[start DATA SHOWN]

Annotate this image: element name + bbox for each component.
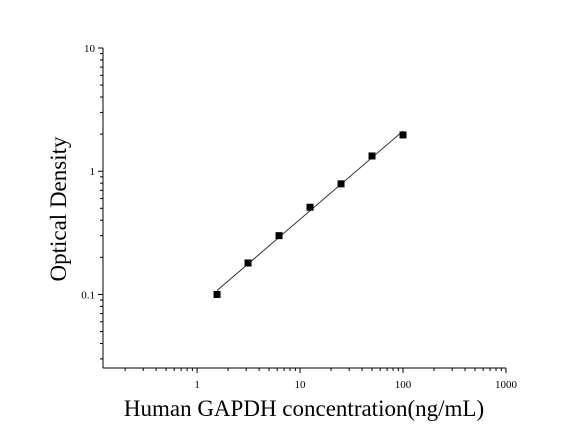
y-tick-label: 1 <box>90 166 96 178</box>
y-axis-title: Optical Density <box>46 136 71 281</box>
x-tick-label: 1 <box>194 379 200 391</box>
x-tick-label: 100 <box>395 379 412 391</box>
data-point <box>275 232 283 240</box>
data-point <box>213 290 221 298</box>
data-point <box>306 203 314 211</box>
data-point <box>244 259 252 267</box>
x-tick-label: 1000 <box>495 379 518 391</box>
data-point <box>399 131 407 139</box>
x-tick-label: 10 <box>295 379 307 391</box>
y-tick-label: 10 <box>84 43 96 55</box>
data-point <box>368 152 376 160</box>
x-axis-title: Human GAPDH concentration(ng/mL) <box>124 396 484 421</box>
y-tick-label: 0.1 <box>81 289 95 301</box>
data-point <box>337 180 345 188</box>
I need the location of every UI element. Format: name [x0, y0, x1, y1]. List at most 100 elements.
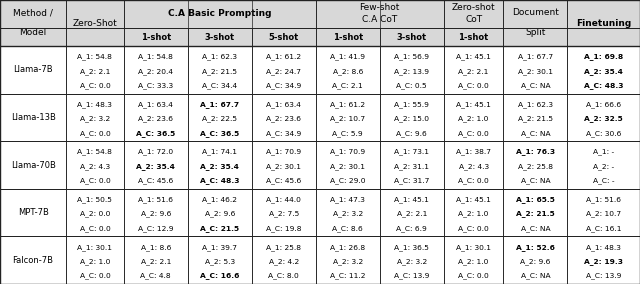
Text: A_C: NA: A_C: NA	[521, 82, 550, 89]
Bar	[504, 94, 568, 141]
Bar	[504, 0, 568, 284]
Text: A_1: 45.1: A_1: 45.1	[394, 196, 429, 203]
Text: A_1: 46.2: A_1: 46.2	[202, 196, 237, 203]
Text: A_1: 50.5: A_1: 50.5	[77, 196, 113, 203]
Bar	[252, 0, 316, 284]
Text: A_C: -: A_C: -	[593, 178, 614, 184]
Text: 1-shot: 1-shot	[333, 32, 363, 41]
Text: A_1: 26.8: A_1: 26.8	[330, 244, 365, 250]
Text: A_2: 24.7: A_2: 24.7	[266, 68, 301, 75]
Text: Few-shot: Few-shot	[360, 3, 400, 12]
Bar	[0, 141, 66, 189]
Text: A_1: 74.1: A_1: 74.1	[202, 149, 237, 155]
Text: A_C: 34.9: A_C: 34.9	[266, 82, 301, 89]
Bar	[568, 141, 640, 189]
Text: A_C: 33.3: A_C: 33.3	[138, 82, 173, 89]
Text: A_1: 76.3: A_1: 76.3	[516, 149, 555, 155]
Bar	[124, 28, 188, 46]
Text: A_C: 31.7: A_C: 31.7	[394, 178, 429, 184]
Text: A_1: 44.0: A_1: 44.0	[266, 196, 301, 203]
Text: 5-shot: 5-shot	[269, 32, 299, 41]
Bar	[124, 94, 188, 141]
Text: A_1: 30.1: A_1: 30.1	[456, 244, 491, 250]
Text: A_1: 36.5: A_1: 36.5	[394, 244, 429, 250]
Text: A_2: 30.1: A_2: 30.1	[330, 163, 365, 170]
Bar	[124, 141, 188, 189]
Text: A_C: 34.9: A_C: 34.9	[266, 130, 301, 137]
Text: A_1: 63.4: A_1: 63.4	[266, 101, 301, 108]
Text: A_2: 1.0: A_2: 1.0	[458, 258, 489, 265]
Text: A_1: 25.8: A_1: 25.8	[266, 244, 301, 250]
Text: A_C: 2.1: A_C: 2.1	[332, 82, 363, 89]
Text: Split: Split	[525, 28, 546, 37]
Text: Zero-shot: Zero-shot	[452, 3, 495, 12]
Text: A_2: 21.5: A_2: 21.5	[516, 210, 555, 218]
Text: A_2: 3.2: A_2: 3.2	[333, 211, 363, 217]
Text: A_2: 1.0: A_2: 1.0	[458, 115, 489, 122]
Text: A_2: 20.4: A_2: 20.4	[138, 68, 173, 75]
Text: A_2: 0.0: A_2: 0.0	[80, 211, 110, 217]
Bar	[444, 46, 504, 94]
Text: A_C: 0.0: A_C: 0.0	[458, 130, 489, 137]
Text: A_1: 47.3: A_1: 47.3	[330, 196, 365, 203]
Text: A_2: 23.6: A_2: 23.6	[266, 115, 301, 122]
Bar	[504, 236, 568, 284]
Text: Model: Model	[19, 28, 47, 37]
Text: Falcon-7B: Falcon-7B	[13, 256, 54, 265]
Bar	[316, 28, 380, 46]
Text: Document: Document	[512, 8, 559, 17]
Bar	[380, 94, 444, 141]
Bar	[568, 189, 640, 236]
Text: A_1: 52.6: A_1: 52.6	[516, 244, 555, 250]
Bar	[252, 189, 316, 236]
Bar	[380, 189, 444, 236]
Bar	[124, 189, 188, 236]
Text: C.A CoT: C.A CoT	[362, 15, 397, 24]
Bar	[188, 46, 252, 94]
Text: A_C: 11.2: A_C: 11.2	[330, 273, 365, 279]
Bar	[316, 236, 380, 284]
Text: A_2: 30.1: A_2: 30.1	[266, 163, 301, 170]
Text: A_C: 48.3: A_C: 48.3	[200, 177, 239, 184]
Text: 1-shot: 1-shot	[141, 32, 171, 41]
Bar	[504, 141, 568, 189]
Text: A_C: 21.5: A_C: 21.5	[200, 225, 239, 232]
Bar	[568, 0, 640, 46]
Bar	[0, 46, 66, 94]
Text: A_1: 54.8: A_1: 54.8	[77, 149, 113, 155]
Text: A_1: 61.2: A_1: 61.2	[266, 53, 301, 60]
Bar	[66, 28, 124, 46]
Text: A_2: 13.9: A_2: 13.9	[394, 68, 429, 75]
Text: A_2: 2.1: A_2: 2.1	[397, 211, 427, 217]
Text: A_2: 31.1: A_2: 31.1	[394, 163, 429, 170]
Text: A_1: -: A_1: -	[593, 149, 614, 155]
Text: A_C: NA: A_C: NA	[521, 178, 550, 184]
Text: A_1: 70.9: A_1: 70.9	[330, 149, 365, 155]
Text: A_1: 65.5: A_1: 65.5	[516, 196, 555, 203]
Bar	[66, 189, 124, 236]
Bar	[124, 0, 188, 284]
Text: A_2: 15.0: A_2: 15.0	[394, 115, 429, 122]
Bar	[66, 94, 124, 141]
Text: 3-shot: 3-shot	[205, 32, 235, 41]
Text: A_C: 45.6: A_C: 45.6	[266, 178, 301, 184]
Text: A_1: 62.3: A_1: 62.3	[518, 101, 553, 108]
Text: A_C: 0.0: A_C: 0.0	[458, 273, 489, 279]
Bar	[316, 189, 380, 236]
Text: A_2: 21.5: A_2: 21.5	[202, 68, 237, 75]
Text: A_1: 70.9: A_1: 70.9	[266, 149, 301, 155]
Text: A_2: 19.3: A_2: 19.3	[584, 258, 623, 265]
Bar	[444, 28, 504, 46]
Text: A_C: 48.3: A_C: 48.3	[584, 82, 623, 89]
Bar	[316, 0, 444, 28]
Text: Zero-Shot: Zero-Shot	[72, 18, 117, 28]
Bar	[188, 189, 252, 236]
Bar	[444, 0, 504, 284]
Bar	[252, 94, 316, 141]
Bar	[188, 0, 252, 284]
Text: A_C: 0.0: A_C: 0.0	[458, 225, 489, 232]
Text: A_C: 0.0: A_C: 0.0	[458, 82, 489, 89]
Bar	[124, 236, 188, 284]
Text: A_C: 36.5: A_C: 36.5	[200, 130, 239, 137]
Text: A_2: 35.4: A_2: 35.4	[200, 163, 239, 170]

[end DATA SHOWN]

Swap "Optical Density" for "Absorbance" in everything from the line containing "y-tick-label: 1 <box>90 166 96 178</box>" down to the line containing "I need the location", and give only those lines, with nothing else changed.

y-tick-label: 1 <box>90 166 96 178</box>
y-axis-title: Absorbance <box>46 136 71 281</box>
x-tick-label: 1 <box>194 379 200 391</box>
x-tick-label: 100 <box>395 379 412 391</box>
data-point <box>275 232 283 240</box>
data-point <box>213 290 221 298</box>
data-point <box>306 203 314 211</box>
data-point <box>244 259 252 267</box>
x-tick-label: 1000 <box>495 379 518 391</box>
data-point <box>399 131 407 139</box>
x-tick-label: 10 <box>295 379 307 391</box>
y-tick-label: 10 <box>84 43 96 55</box>
data-point <box>368 152 376 160</box>
x-axis-title: Human GAPDH concentration(ng/mL) <box>124 396 484 421</box>
y-tick-label: 0.1 <box>81 289 95 301</box>
data-point <box>337 180 345 188</box>
I need the location of every UI element. Format: name [x0, y0, x1, y1]. List at most 100 elements.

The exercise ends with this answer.